Source data
..............................

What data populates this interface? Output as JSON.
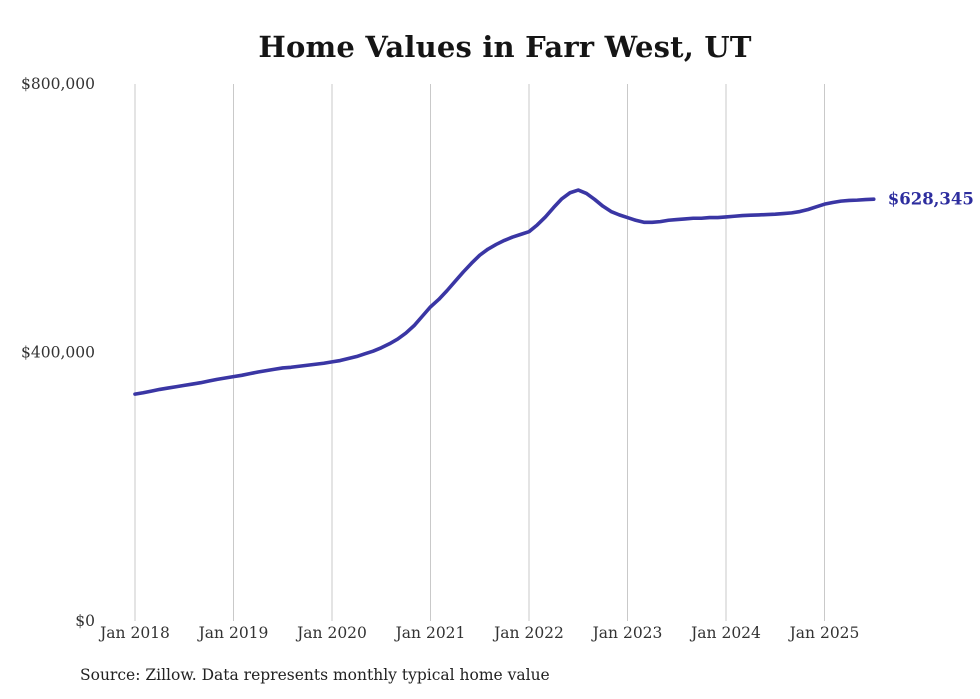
{
  "title": "Home Values in Farr West, UT",
  "source_note": "Source: Zillow. Data represents monthly typical home value",
  "colors": {
    "line": "#3a36a4",
    "end_label": "#2d2d9e",
    "grid": "#c9c9c9",
    "axis_text": "#333333",
    "title_text": "#151515",
    "background": "#ffffff"
  },
  "chart_data": {
    "type": "line",
    "title": "Home Values in Farr West, UT",
    "xlabel": "",
    "ylabel": "",
    "legend": "none",
    "grid": "vertical-yearly",
    "ylim": [
      0,
      800000
    ],
    "y_ticks": [
      {
        "value": 0,
        "label": "$0"
      },
      {
        "value": 400000,
        "label": "$400,000"
      },
      {
        "value": 800000,
        "label": "$800,000"
      }
    ],
    "x_tick_labels": [
      "Jan 2018",
      "Jan 2019",
      "Jan 2020",
      "Jan 2021",
      "Jan 2022",
      "Jan 2023",
      "Jan 2024",
      "Jan 2025"
    ],
    "series_name": "Typical home value (monthly)",
    "x_start_month": "Jan 2018",
    "x_end_month": "Jul 2025",
    "values": [
      338000,
      340000,
      342500,
      345000,
      347000,
      349000,
      351000,
      353000,
      355000,
      357500,
      360000,
      362000,
      364000,
      366000,
      368500,
      371000,
      373000,
      375000,
      377000,
      378000,
      379500,
      381000,
      382500,
      384000,
      386000,
      388000,
      391000,
      394000,
      398000,
      402000,
      407000,
      413000,
      420000,
      429000,
      440000,
      454000,
      468000,
      479000,
      492000,
      506000,
      520000,
      533000,
      545000,
      554000,
      561000,
      567000,
      572000,
      576000,
      580000,
      590000,
      602000,
      616000,
      629000,
      638000,
      642000,
      637000,
      628000,
      618000,
      610000,
      605000,
      601000,
      597000,
      594000,
      594000,
      595000,
      597000,
      598000,
      599000,
      600000,
      600000,
      601000,
      601000,
      602000,
      603000,
      604000,
      604500,
      605000,
      605500,
      606000,
      607000,
      608000,
      610000,
      613000,
      617000,
      621000,
      623500,
      625500,
      626500,
      627000,
      627800,
      628345
    ],
    "final_value": 628345,
    "final_label": "$628,345"
  }
}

..............................

- **AIM OF THE EXERCISE**: From the data above, write out everything exactly except the pictures.

- **OUTPUT FOR THIS TASK**:
What data populates this interface? Output as JSON.
{
  "title": "Home Values in Farr West, UT",
  "source_note": "Source: Zillow. Data represents monthly typical home value",
  "colors": {
    "line": "#3a36a4",
    "end_label": "#2d2d9e",
    "grid": "#c9c9c9",
    "axis_text": "#333333",
    "title_text": "#151515",
    "background": "#ffffff"
  },
  "chart_data": {
    "type": "line",
    "title": "Home Values in Farr West, UT",
    "xlabel": "",
    "ylabel": "",
    "legend": "none",
    "grid": "vertical-yearly",
    "ylim": [
      0,
      800000
    ],
    "y_ticks": [
      {
        "value": 0,
        "label": "$0"
      },
      {
        "value": 400000,
        "label": "$400,000"
      },
      {
        "value": 800000,
        "label": "$800,000"
      }
    ],
    "x_tick_labels": [
      "Jan 2018",
      "Jan 2019",
      "Jan 2020",
      "Jan 2021",
      "Jan 2022",
      "Jan 2023",
      "Jan 2024",
      "Jan 2025"
    ],
    "series_name": "Typical home value (monthly)",
    "x_start_month": "Jan 2018",
    "x_end_month": "Jul 2025",
    "values": [
      338000,
      340000,
      342500,
      345000,
      347000,
      349000,
      351000,
      353000,
      355000,
      357500,
      360000,
      362000,
      364000,
      366000,
      368500,
      371000,
      373000,
      375000,
      377000,
      378000,
      379500,
      381000,
      382500,
      384000,
      386000,
      388000,
      391000,
      394000,
      398000,
      402000,
      407000,
      413000,
      420000,
      429000,
      440000,
      454000,
      468000,
      479000,
      492000,
      506000,
      520000,
      533000,
      545000,
      554000,
      561000,
      567000,
      572000,
      576000,
      580000,
      590000,
      602000,
      616000,
      629000,
      638000,
      642000,
      637000,
      628000,
      618000,
      610000,
      605000,
      601000,
      597000,
      594000,
      594000,
      595000,
      597000,
      598000,
      599000,
      600000,
      600000,
      601000,
      601000,
      602000,
      603000,
      604000,
      604500,
      605000,
      605500,
      606000,
      607000,
      608000,
      610000,
      613000,
      617000,
      621000,
      623500,
      625500,
      626500,
      627000,
      627800,
      628345
    ],
    "final_value": 628345,
    "final_label": "$628,345"
  }
}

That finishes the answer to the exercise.